- _Instructions for the task_
Return the material word for word. Do not include the pictures.

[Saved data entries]
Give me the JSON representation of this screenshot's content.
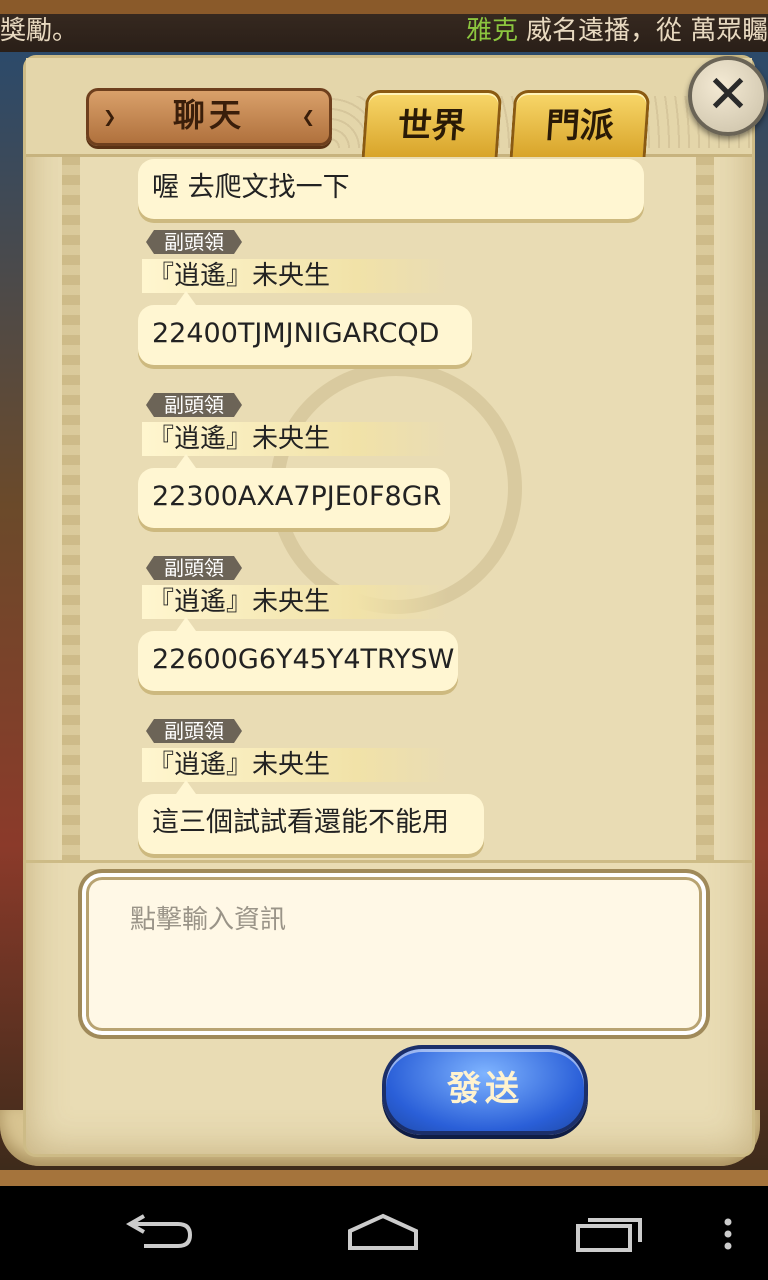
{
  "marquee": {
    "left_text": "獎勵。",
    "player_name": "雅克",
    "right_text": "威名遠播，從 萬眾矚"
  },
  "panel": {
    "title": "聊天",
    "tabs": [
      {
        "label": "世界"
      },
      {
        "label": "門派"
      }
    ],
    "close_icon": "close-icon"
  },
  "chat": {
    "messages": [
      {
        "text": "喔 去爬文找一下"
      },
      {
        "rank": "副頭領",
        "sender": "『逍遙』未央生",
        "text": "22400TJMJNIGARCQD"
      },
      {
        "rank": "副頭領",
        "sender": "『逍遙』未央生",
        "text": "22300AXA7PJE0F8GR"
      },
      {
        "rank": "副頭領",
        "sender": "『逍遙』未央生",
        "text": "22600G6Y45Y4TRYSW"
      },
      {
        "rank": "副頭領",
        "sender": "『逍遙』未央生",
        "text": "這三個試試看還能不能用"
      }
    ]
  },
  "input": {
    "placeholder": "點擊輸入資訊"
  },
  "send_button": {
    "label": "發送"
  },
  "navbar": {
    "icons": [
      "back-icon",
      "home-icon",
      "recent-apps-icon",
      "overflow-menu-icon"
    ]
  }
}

- _Solution to this exercise_
Give me the JSON representation of this screenshot's content.
{
  "marquee": {
    "left_text": "獎勵。",
    "player_name": "雅克",
    "right_text": "威名遠播，從 萬眾矚"
  },
  "panel": {
    "title": "聊天",
    "tabs": [
      {
        "label": "世界"
      },
      {
        "label": "門派"
      }
    ],
    "close_icon": "close-icon"
  },
  "chat": {
    "messages": [
      {
        "text": "喔 去爬文找一下"
      },
      {
        "rank": "副頭領",
        "sender": "『逍遙』未央生",
        "text": "22400TJMJNIGARCQD"
      },
      {
        "rank": "副頭領",
        "sender": "『逍遙』未央生",
        "text": "22300AXA7PJE0F8GR"
      },
      {
        "rank": "副頭領",
        "sender": "『逍遙』未央生",
        "text": "22600G6Y45Y4TRYSW"
      },
      {
        "rank": "副頭領",
        "sender": "『逍遙』未央生",
        "text": "這三個試試看還能不能用"
      }
    ]
  },
  "input": {
    "placeholder": "點擊輸入資訊"
  },
  "send_button": {
    "label": "發送"
  },
  "navbar": {
    "icons": [
      "back-icon",
      "home-icon",
      "recent-apps-icon",
      "overflow-menu-icon"
    ]
  }
}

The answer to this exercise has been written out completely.